[Dataset records on visual material]
** Start **

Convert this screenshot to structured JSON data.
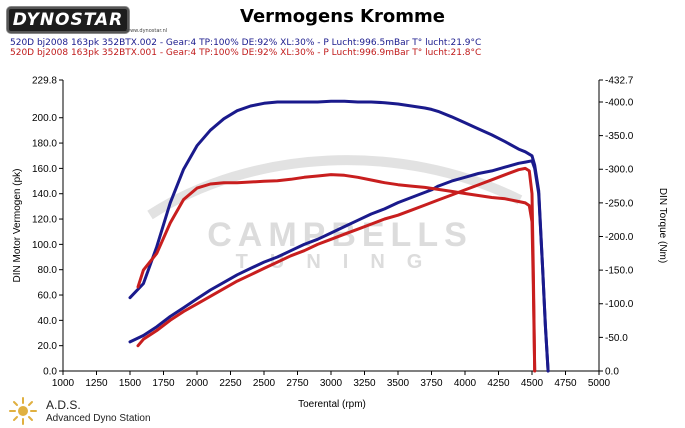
{
  "header": {
    "logo_text": "DYNOSTAR",
    "logo_sub": "www.dynostar.nl",
    "title": "Vermogens Kromme"
  },
  "runs": [
    {
      "text": "520D bj2008 163pk 352BTX.002 - Gear:4 TP:100% DE:92% XL:30%  - P Lucht:996.5mBar T° lucht:21.9°C",
      "color": "#1a1a8c"
    },
    {
      "text": "520D bj2008 163pk 352BTX.001 - Gear:4 TP:100% DE:92% XL:30%  - P Lucht:996.9mBar T° lucht:21.8°C",
      "color": "#c01a1a"
    }
  ],
  "footer": {
    "ads_name": "A.D.S.",
    "ads_sub": "Advanced Dyno Station"
  },
  "watermark": {
    "line1": "CAMPBELLS",
    "line2": "TUNING"
  },
  "chart_data": {
    "type": "line",
    "title": "Vermogens Kromme",
    "xlabel": "Toerental (rpm)",
    "ylabel_left": "DIN Motor Vermogen (pk)",
    "ylabel_right": "DIN Torque (Nm)",
    "xlim": [
      1000,
      5000
    ],
    "ylim_left": [
      0,
      229.8
    ],
    "ylim_right": [
      0,
      432.7
    ],
    "x_ticks": [
      "1000",
      "1250",
      "1500",
      "1750",
      "2000",
      "2250",
      "2500",
      "2750",
      "3000",
      "3250",
      "3500",
      "3750",
      "4000",
      "4250",
      "4500",
      "4750",
      "5000"
    ],
    "y_left_ticks": [
      "0.0",
      "20.0",
      "40.0",
      "60.0",
      "80.0",
      "100.0",
      "120.0",
      "140.0",
      "160.0",
      "180.0",
      "200.0",
      "229.8"
    ],
    "y_right_ticks": [
      "0.0",
      "-50.0",
      "-100.0",
      "-150.0",
      "-200.0",
      "-250.0",
      "-300.0",
      "-350.0",
      "-400.0",
      "-432.7"
    ],
    "grid": false,
    "series": [
      {
        "axis": "left",
        "color": "#1a1a8c",
        "width": 3,
        "x": [
          1500,
          1600,
          1700,
          1800,
          1900,
          2000,
          2100,
          2200,
          2300,
          2400,
          2500,
          2600,
          2700,
          2800,
          2900,
          3000,
          3100,
          3200,
          3300,
          3400,
          3500,
          3600,
          3700,
          3750,
          3800,
          3900,
          4000,
          4100,
          4200,
          4300,
          4400,
          4450,
          4500,
          4520,
          4550,
          4580,
          4600,
          4620
        ],
        "y": [
          23,
          28,
          35,
          43,
          50,
          57,
          64,
          70,
          76,
          81,
          86,
          90,
          95,
          100,
          104,
          109,
          114,
          119,
          124,
          128,
          133,
          137,
          141,
          143,
          146,
          150,
          153,
          156,
          158,
          161,
          164,
          165,
          166,
          160,
          140,
          80,
          35,
          0
        ]
      },
      {
        "axis": "right",
        "color": "#1a1a8c",
        "width": 3,
        "x": [
          1500,
          1600,
          1700,
          1800,
          1900,
          2000,
          2100,
          2200,
          2300,
          2400,
          2500,
          2600,
          2700,
          2800,
          2900,
          3000,
          3100,
          3200,
          3300,
          3400,
          3500,
          3600,
          3700,
          3750,
          3800,
          3900,
          4000,
          4100,
          4200,
          4300,
          4400,
          4450,
          4500,
          4520,
          4550,
          4580,
          4600,
          4620
        ],
        "y": [
          109,
          130,
          185,
          250,
          300,
          335,
          358,
          375,
          387,
          394,
          398,
          400,
          400,
          400,
          400,
          401,
          401,
          400,
          400,
          399,
          397,
          394,
          391,
          389,
          386,
          378,
          369,
          360,
          351,
          341,
          330,
          326,
          320,
          306,
          268,
          150,
          68,
          0
        ]
      },
      {
        "axis": "left",
        "color": "#c81e1e",
        "width": 3,
        "x": [
          1560,
          1600,
          1700,
          1800,
          1900,
          2000,
          2100,
          2200,
          2300,
          2400,
          2500,
          2600,
          2700,
          2800,
          2900,
          3000,
          3100,
          3200,
          3300,
          3400,
          3500,
          3600,
          3700,
          3800,
          3900,
          4000,
          4100,
          4200,
          4300,
          4400,
          4450,
          4480,
          4500,
          4510,
          4520
        ],
        "y": [
          20,
          25,
          32,
          40,
          47,
          53,
          59,
          65,
          71,
          76,
          81,
          86,
          91,
          95,
          100,
          104,
          108,
          112,
          116,
          120,
          123,
          127,
          131,
          135,
          139,
          143,
          147,
          151,
          155,
          159,
          160,
          158,
          140,
          80,
          0
        ]
      },
      {
        "axis": "right",
        "color": "#c81e1e",
        "width": 3,
        "x": [
          1560,
          1600,
          1700,
          1800,
          1900,
          2000,
          2100,
          2200,
          2300,
          2400,
          2500,
          2600,
          2700,
          2800,
          2900,
          3000,
          3100,
          3200,
          3300,
          3400,
          3500,
          3600,
          3700,
          3800,
          3900,
          4000,
          4100,
          4200,
          4300,
          4400,
          4450,
          4480,
          4500,
          4510,
          4520
        ],
        "y": [
          125,
          150,
          175,
          220,
          255,
          272,
          278,
          280,
          280,
          281,
          282,
          283,
          285,
          288,
          290,
          292,
          291,
          288,
          284,
          280,
          277,
          275,
          273,
          270,
          267,
          264,
          261,
          258,
          256,
          252,
          250,
          246,
          222,
          128,
          0
        ]
      }
    ]
  }
}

** End **

Exercise description:
Omit the pictures, then quote the rest of the material above exactly.

Response to the task:
Convert this screenshot to structured JSON data.
{
  "header": {
    "logo_text": "DYNOSTAR",
    "logo_sub": "www.dynostar.nl",
    "title": "Vermogens Kromme"
  },
  "runs": [
    {
      "text": "520D bj2008 163pk 352BTX.002 - Gear:4 TP:100% DE:92% XL:30%  - P Lucht:996.5mBar T° lucht:21.9°C",
      "color": "#1a1a8c"
    },
    {
      "text": "520D bj2008 163pk 352BTX.001 - Gear:4 TP:100% DE:92% XL:30%  - P Lucht:996.9mBar T° lucht:21.8°C",
      "color": "#c01a1a"
    }
  ],
  "footer": {
    "ads_name": "A.D.S.",
    "ads_sub": "Advanced Dyno Station"
  },
  "watermark": {
    "line1": "CAMPBELLS",
    "line2": "TUNING"
  },
  "chart_data": {
    "type": "line",
    "title": "Vermogens Kromme",
    "xlabel": "Toerental (rpm)",
    "ylabel_left": "DIN Motor Vermogen (pk)",
    "ylabel_right": "DIN Torque (Nm)",
    "xlim": [
      1000,
      5000
    ],
    "ylim_left": [
      0,
      229.8
    ],
    "ylim_right": [
      0,
      432.7
    ],
    "x_ticks": [
      "1000",
      "1250",
      "1500",
      "1750",
      "2000",
      "2250",
      "2500",
      "2750",
      "3000",
      "3250",
      "3500",
      "3750",
      "4000",
      "4250",
      "4500",
      "4750",
      "5000"
    ],
    "y_left_ticks": [
      "0.0",
      "20.0",
      "40.0",
      "60.0",
      "80.0",
      "100.0",
      "120.0",
      "140.0",
      "160.0",
      "180.0",
      "200.0",
      "229.8"
    ],
    "y_right_ticks": [
      "0.0",
      "-50.0",
      "-100.0",
      "-150.0",
      "-200.0",
      "-250.0",
      "-300.0",
      "-350.0",
      "-400.0",
      "-432.7"
    ],
    "grid": false,
    "series": [
      {
        "axis": "left",
        "color": "#1a1a8c",
        "width": 3,
        "x": [
          1500,
          1600,
          1700,
          1800,
          1900,
          2000,
          2100,
          2200,
          2300,
          2400,
          2500,
          2600,
          2700,
          2800,
          2900,
          3000,
          3100,
          3200,
          3300,
          3400,
          3500,
          3600,
          3700,
          3750,
          3800,
          3900,
          4000,
          4100,
          4200,
          4300,
          4400,
          4450,
          4500,
          4520,
          4550,
          4580,
          4600,
          4620
        ],
        "y": [
          23,
          28,
          35,
          43,
          50,
          57,
          64,
          70,
          76,
          81,
          86,
          90,
          95,
          100,
          104,
          109,
          114,
          119,
          124,
          128,
          133,
          137,
          141,
          143,
          146,
          150,
          153,
          156,
          158,
          161,
          164,
          165,
          166,
          160,
          140,
          80,
          35,
          0
        ]
      },
      {
        "axis": "right",
        "color": "#1a1a8c",
        "width": 3,
        "x": [
          1500,
          1600,
          1700,
          1800,
          1900,
          2000,
          2100,
          2200,
          2300,
          2400,
          2500,
          2600,
          2700,
          2800,
          2900,
          3000,
          3100,
          3200,
          3300,
          3400,
          3500,
          3600,
          3700,
          3750,
          3800,
          3900,
          4000,
          4100,
          4200,
          4300,
          4400,
          4450,
          4500,
          4520,
          4550,
          4580,
          4600,
          4620
        ],
        "y": [
          109,
          130,
          185,
          250,
          300,
          335,
          358,
          375,
          387,
          394,
          398,
          400,
          400,
          400,
          400,
          401,
          401,
          400,
          400,
          399,
          397,
          394,
          391,
          389,
          386,
          378,
          369,
          360,
          351,
          341,
          330,
          326,
          320,
          306,
          268,
          150,
          68,
          0
        ]
      },
      {
        "axis": "left",
        "color": "#c81e1e",
        "width": 3,
        "x": [
          1560,
          1600,
          1700,
          1800,
          1900,
          2000,
          2100,
          2200,
          2300,
          2400,
          2500,
          2600,
          2700,
          2800,
          2900,
          3000,
          3100,
          3200,
          3300,
          3400,
          3500,
          3600,
          3700,
          3800,
          3900,
          4000,
          4100,
          4200,
          4300,
          4400,
          4450,
          4480,
          4500,
          4510,
          4520
        ],
        "y": [
          20,
          25,
          32,
          40,
          47,
          53,
          59,
          65,
          71,
          76,
          81,
          86,
          91,
          95,
          100,
          104,
          108,
          112,
          116,
          120,
          123,
          127,
          131,
          135,
          139,
          143,
          147,
          151,
          155,
          159,
          160,
          158,
          140,
          80,
          0
        ]
      },
      {
        "axis": "right",
        "color": "#c81e1e",
        "width": 3,
        "x": [
          1560,
          1600,
          1700,
          1800,
          1900,
          2000,
          2100,
          2200,
          2300,
          2400,
          2500,
          2600,
          2700,
          2800,
          2900,
          3000,
          3100,
          3200,
          3300,
          3400,
          3500,
          3600,
          3700,
          3800,
          3900,
          4000,
          4100,
          4200,
          4300,
          4400,
          4450,
          4480,
          4500,
          4510,
          4520
        ],
        "y": [
          125,
          150,
          175,
          220,
          255,
          272,
          278,
          280,
          280,
          281,
          282,
          283,
          285,
          288,
          290,
          292,
          291,
          288,
          284,
          280,
          277,
          275,
          273,
          270,
          267,
          264,
          261,
          258,
          256,
          252,
          250,
          246,
          222,
          128,
          0
        ]
      }
    ]
  }
}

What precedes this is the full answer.